• [Challenge]
Extract the data exactly, missing nothing.

• [Records]
┄┄┄┄┄┄┄┄┄┄
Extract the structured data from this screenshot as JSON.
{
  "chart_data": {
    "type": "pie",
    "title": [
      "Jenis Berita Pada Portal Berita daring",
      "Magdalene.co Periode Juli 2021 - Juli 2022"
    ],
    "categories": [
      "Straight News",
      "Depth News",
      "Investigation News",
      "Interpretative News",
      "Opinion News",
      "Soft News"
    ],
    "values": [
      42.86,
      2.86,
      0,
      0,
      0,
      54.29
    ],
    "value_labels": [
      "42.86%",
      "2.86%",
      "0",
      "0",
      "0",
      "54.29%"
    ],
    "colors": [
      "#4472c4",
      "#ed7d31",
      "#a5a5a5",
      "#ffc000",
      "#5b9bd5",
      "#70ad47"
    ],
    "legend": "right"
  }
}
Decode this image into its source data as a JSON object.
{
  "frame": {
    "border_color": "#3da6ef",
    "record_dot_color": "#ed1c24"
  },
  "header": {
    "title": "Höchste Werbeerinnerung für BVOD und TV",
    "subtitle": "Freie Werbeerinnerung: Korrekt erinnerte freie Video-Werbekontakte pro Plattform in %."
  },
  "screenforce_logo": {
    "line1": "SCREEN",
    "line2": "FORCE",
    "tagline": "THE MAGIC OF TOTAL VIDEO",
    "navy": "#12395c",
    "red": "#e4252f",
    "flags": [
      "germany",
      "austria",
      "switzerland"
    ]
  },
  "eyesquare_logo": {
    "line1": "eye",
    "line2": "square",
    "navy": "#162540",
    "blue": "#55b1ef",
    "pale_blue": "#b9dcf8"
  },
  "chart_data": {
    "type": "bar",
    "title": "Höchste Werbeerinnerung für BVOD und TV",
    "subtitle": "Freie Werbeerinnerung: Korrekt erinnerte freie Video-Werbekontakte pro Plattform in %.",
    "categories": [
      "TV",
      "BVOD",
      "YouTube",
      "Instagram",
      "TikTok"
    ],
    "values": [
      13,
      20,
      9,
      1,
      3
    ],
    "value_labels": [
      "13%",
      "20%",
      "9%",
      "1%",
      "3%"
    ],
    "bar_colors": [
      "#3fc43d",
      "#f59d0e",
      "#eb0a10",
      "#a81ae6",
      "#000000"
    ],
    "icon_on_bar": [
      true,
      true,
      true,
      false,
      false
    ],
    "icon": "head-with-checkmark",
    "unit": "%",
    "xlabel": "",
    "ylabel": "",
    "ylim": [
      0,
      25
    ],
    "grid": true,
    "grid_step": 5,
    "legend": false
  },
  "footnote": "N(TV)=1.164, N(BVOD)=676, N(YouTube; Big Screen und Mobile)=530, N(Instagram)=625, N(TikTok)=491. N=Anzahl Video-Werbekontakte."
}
┄┄┄┄┄┄┄┄┄┄
• [Result of the task]
Extract the structured data from this screenshot as JSON.
{
  "chart_data": {
    "type": "pie",
    "title": [
      "Jenis Berita Pada Portal Berita daring",
      "Magdalene.co Periode Juli 2021 - Juli 2022"
    ],
    "categories": [
      "Straight News",
      "Depth News",
      "Investigation News",
      "Interpretative News",
      "Opinion News",
      "Soft News"
    ],
    "values": [
      42.86,
      2.86,
      0,
      0,
      0,
      54.29
    ],
    "value_labels": [
      "42.86%",
      "2.86%",
      "0",
      "0",
      "0",
      "54.29%"
    ],
    "colors": [
      "#4472c4",
      "#ed7d31",
      "#a5a5a5",
      "#ffc000",
      "#5b9bd5",
      "#70ad47"
    ],
    "legend": "right"
  }
}
Decode this image into its source data as a JSON object.
{
  "frame": {
    "border_color": "#3da6ef",
    "record_dot_color": "#ed1c24"
  },
  "header": {
    "title": "Höchste Werbeerinnerung für BVOD und TV",
    "subtitle": "Freie Werbeerinnerung: Korrekt erinnerte freie Video-Werbekontakte pro Plattform in %."
  },
  "screenforce_logo": {
    "line1": "SCREEN",
    "line2": "FORCE",
    "tagline": "THE MAGIC OF TOTAL VIDEO",
    "navy": "#12395c",
    "red": "#e4252f",
    "flags": [
      "germany",
      "austria",
      "switzerland"
    ]
  },
  "eyesquare_logo": {
    "line1": "eye",
    "line2": "square",
    "navy": "#162540",
    "blue": "#55b1ef",
    "pale_blue": "#b9dcf8"
  },
  "chart_data": {
    "type": "bar",
    "title": "Höchste Werbeerinnerung für BVOD und TV",
    "subtitle": "Freie Werbeerinnerung: Korrekt erinnerte freie Video-Werbekontakte pro Plattform in %.",
    "categories": [
      "TV",
      "BVOD",
      "YouTube",
      "Instagram",
      "TikTok"
    ],
    "values": [
      13,
      20,
      9,
      1,
      3
    ],
    "value_labels": [
      "13%",
      "20%",
      "9%",
      "1%",
      "3%"
    ],
    "bar_colors": [
      "#3fc43d",
      "#f59d0e",
      "#eb0a10",
      "#a81ae6",
      "#000000"
    ],
    "icon_on_bar": [
      true,
      true,
      true,
      false,
      false
    ],
    "icon": "head-with-checkmark",
    "unit": "%",
    "xlabel": "",
    "ylabel": "",
    "ylim": [
      0,
      25
    ],
    "grid": true,
    "grid_step": 5,
    "legend": false
  },
  "footnote": "N(TV)=1.164, N(BVOD)=676, N(YouTube; Big Screen und Mobile)=530, N(Instagram)=625, N(TikTok)=491. N=Anzahl Video-Werbekontakte."
}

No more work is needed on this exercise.